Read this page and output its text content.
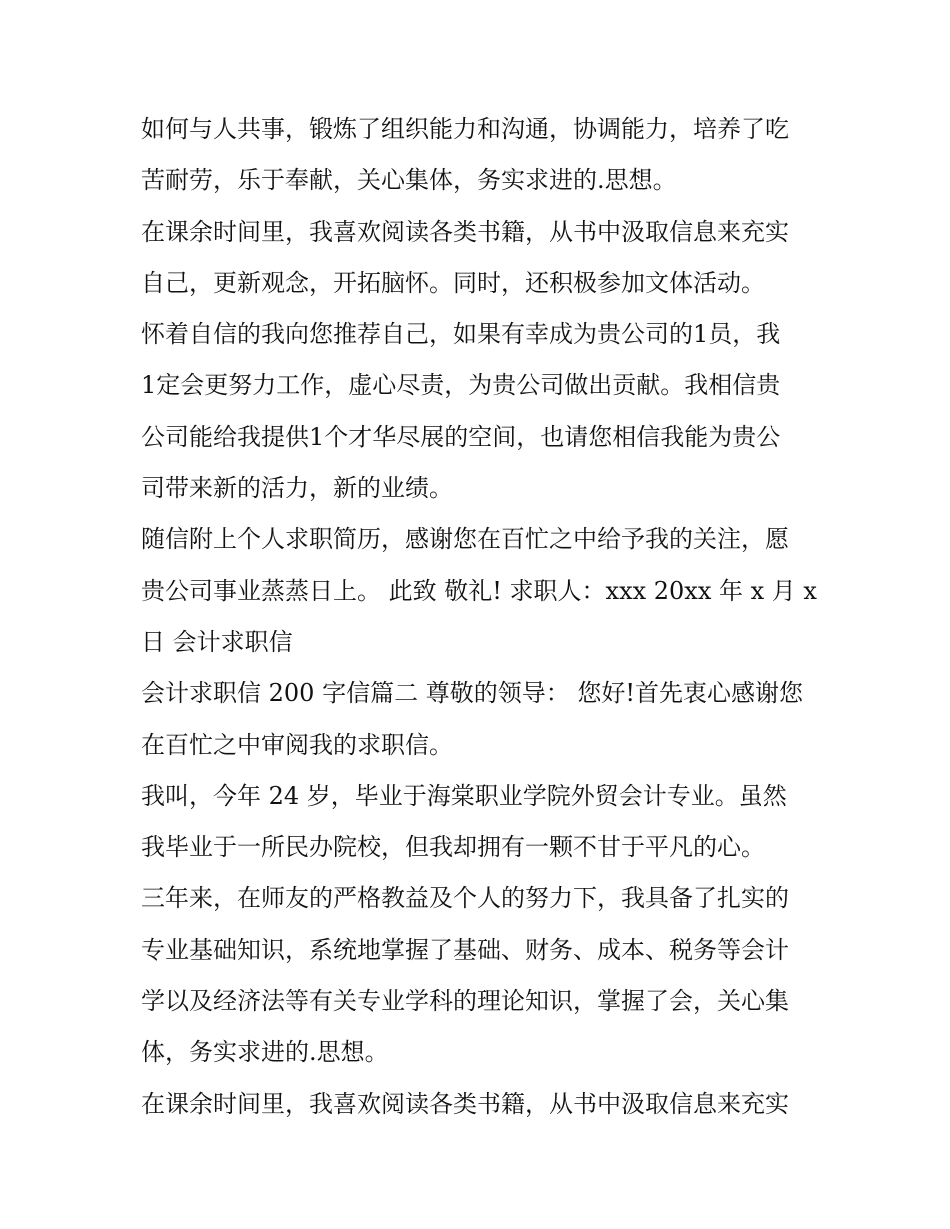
如何与人共事，锻炼了组织能力和沟通，协调能力，培养了吃
苦耐劳，乐于奉献，关心集体，务实求进的.思想。
在课余时间里，我喜欢阅读各类书籍，从书中汲取信息来充实
自己，更新观念，开拓脑怀。同时，还积极参加文体活动。
怀着自信的我向您推荐自己，如果有幸成为贵公司的1员，我
1定会更努力工作，虚心尽责，为贵公司做出贡献。我相信贵
公司能给我提供1个才华尽展的空间，也请您相信我能为贵公
司带来新的活力，新的业绩。
随信附上个人求职简历，感谢您在百忙之中给予我的关注，愿
贵公司事业蒸蒸日上。 此致 敬礼! 求职人：xxx 20xx 年 x 月 x
日 会计求职信
会计求职信 200 字信篇二 尊敬的领导： 您好!首先衷心感谢您
在百忙之中审阅我的求职信。
我叫，今年 24 岁，毕业于海棠职业学院外贸会计专业。虽然
我毕业于一所民办院校，但我却拥有一颗不甘于平凡的心。
三年来，在师友的严格教益及个人的努力下，我具备了扎实的
专业基础知识，系统地掌握了基础、财务、成本、税务等会计
学以及经济法等有关专业学科的理论知识，掌握了会，关心集
体，务实求进的.思想。
在课余时间里，我喜欢阅读各类书籍，从书中汲取信息来充实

-=-=-=-=-

Your objective — All records should be output exactly, with the pictures left out.

Answer to the exercise —
Read this page and output its text content.
如何与人共事，锻炼了组织能力和沟通，协调能力，培养了吃
苦耐劳，乐于奉献，关心集体，务实求进的.思想。
在课余时间里，我喜欢阅读各类书籍，从书中汲取信息来充实
自己，更新观念，开拓脑怀。同时，还积极参加文体活动。
怀着自信的我向您推荐自己，如果有幸成为贵公司的1员，我
1定会更努力工作，虚心尽责，为贵公司做出贡献。我相信贵
公司能给我提供1个才华尽展的空间，也请您相信我能为贵公
司带来新的活力，新的业绩。
随信附上个人求职简历，感谢您在百忙之中给予我的关注，愿
贵公司事业蒸蒸日上。 此致 敬礼! 求职人：xxx 20xx 年 x 月 x
日 会计求职信
会计求职信 200 字信篇二 尊敬的领导： 您好!首先衷心感谢您
在百忙之中审阅我的求职信。
我叫，今年 24 岁，毕业于海棠职业学院外贸会计专业。虽然
我毕业于一所民办院校，但我却拥有一颗不甘于平凡的心。
三年来，在师友的严格教益及个人的努力下，我具备了扎实的
专业基础知识，系统地掌握了基础、财务、成本、税务等会计
学以及经济法等有关专业学科的理论知识，掌握了会，关心集
体，务实求进的.思想。
在课余时间里，我喜欢阅读各类书籍，从书中汲取信息来充实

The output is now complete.